Надежды нет. Хочется травы, росы, утра, солнышка. Ничего этого нет и уже никогда не будет. Прочитайте внимательно «Продана Смерть Моя». Камни, стена, квадратные потолки, обои, кирпич, веревка, доска, ноги, колеса, молоток, светофор… наконец-то — ветер, солнце, дожди. А теперь вчитайтесь: «И вдаль несется песенка ветрам наперекор. И радоваться солнышку и дождичку в четверг». То есть тому, чего не дождаться, чему не бывать.
С чем соседствуют милые слова «роса», «утро», «ветер» в другой вещи — «От Большого Ума»? «В простыне на ветру, по росе поутру. От бесплодных идей до бесплотных затей. От накрытых столов до пробитых голов». Вода — «зараза из подземных жил», воздух — «мертвая стужа» — такого не снилось и Башлачеву, хотя и в его песнях природа враждебна человеку. Но сама природа у Башлачева одушевлена и первобытна. У Яны природа — результат человеческой, истребившей ее деятельности — искусственна и мертва. В «Особом Резоне» есть «конвейер», «кастет», «двери», «каблук», «глазок», «режим», «отдел», «конвой», «цепи», «сапоги». В оппозиции ко всему этому — скалы (голые и опасные — не горы или холмы, но именно скалы), газон (то есть цивилизованная природа) и ветер. Один только ветер остался в янкиных песнях от того, что некогда было живой природой. О том — давно небывшем — сохранилось воспоминание — такое же, как клочья детских стишков и дразнилок, зацепившихся за память.
Что-то от «451° по Фаренгейту» Рэя Брэдбэри — нечего потрогать, понюхать, посмотреть. Остается только читать и запоминать назло пожарникам ради сохранения культуры. Большие головы на тоненьких ножках…
«Дом горит — козел не видит», — так приговаривают дети, приставляя друг другу рожки. Все мы козлы, приплясывающие вокруг костра, в котором полыхает наш собственный дом. Вот и вторая детская песенка, сплетаясь с дразнилкой, порождает новое качество совсем уже не детской страшилки: «Гори, гори ясно, чтобы не погасло».

→ **ЗАДАЧИ ДЛЯ РЕШЕНИЯ**
1. Что, согласно тексту о песнях Янки, осталось в них от того, что некогда было живой природой?
2. Согласуются ли с текстом о песнях Янки эти утверждения? Для каждого ответьте «да» или «нет» и приведите решающие слова текста. (а) Природа у Башлачева одушевлена и первобытна. (б) Воздух в песнях Янки назван «живительной прохладой». (в) Приставляя друг другу рожки, дети приговаривают «Гори, гори ясно».

→ **ПРЕДСТАВЛЕННЫЕ ДАННЫЕ**
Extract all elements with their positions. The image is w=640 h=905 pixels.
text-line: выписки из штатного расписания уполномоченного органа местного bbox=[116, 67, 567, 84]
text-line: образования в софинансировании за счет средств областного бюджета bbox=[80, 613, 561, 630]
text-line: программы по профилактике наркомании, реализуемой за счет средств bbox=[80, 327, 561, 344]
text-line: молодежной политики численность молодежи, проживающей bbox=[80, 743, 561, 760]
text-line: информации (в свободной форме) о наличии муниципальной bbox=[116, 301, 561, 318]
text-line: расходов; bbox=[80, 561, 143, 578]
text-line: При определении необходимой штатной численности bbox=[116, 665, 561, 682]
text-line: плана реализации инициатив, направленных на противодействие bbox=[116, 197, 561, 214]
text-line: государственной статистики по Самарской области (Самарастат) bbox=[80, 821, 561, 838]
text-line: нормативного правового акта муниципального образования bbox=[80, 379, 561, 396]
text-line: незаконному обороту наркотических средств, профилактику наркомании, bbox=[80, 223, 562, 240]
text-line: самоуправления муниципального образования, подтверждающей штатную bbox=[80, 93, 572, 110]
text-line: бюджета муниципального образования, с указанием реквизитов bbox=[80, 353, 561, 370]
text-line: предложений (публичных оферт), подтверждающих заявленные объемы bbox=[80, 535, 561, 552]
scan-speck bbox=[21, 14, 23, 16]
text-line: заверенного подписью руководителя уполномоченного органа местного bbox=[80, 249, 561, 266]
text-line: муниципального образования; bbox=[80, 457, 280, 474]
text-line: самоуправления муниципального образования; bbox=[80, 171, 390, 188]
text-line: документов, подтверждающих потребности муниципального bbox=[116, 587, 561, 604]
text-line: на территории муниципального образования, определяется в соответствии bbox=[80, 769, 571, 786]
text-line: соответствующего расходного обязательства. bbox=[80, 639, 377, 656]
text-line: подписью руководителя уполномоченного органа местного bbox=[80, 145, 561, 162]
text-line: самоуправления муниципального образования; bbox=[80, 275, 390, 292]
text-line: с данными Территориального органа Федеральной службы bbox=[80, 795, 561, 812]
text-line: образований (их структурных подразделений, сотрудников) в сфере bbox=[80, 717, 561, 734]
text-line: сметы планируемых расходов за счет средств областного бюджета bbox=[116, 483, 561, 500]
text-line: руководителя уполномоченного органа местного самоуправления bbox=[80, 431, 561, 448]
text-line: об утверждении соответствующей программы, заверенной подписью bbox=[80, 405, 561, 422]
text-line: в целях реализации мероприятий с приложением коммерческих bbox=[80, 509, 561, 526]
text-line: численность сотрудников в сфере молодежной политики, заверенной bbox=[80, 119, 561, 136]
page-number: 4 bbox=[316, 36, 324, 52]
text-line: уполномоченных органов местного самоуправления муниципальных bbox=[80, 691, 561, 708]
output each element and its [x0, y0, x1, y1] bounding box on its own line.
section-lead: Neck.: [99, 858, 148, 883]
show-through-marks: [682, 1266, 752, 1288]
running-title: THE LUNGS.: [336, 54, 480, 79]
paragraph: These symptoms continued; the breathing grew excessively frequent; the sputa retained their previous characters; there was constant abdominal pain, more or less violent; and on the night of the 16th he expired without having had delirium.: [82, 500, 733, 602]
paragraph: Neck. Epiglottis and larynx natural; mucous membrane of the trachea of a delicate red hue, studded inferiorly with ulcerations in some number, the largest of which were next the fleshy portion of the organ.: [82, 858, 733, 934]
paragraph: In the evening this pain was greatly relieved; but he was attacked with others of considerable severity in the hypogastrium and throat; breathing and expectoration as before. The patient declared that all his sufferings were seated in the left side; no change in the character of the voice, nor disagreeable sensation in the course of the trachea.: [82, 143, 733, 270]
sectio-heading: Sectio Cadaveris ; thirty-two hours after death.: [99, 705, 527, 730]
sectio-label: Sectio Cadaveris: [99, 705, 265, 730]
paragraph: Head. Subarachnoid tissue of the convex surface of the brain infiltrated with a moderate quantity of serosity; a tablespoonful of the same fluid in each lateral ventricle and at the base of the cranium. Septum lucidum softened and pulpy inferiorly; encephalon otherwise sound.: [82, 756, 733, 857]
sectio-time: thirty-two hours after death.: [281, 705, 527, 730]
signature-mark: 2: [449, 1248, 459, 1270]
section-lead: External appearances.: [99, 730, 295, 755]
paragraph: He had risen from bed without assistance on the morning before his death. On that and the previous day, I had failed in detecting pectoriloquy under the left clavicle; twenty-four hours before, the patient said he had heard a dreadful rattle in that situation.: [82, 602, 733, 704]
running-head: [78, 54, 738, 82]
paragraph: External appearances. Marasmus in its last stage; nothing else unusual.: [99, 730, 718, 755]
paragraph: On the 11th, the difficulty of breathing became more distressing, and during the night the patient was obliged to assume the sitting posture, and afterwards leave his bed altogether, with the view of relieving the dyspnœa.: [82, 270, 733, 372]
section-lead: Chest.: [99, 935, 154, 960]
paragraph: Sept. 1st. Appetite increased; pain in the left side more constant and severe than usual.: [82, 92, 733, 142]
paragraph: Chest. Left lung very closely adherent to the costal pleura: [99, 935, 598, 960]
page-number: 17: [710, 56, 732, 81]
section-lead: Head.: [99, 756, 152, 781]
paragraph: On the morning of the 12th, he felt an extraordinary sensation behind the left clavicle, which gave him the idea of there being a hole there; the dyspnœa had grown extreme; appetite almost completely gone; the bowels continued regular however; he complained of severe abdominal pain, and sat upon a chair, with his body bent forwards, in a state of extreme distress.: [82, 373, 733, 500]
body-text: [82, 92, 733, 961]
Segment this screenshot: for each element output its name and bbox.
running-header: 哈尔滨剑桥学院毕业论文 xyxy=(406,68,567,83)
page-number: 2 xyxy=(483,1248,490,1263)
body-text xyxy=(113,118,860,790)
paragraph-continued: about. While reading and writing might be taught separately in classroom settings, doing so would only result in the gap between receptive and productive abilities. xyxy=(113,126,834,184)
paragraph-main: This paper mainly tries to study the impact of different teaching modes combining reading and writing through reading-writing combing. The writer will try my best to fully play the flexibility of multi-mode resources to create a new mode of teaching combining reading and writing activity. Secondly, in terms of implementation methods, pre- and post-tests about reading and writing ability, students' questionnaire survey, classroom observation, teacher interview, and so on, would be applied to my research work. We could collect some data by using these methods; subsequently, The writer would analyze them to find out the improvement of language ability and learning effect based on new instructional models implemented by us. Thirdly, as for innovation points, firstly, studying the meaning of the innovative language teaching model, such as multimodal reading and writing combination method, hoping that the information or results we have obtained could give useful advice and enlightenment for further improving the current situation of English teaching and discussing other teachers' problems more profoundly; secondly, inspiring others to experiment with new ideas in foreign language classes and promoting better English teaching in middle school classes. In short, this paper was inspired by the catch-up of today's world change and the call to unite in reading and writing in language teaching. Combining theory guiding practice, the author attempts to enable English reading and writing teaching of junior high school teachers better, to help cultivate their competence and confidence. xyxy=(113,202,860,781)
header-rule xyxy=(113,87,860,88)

→ **РЕЗУЛЬТАТЫ**
1. Один только ветер.

2.
(а) Да: «Но сама природа у Башлачева одушевлена и первобытна».
(б) Нет: «воздух — „мертвая стужа“».
(в) Нет: «„Дом горит — козел не видит“, — так приговаривают дети, приставляя друг другу рожки».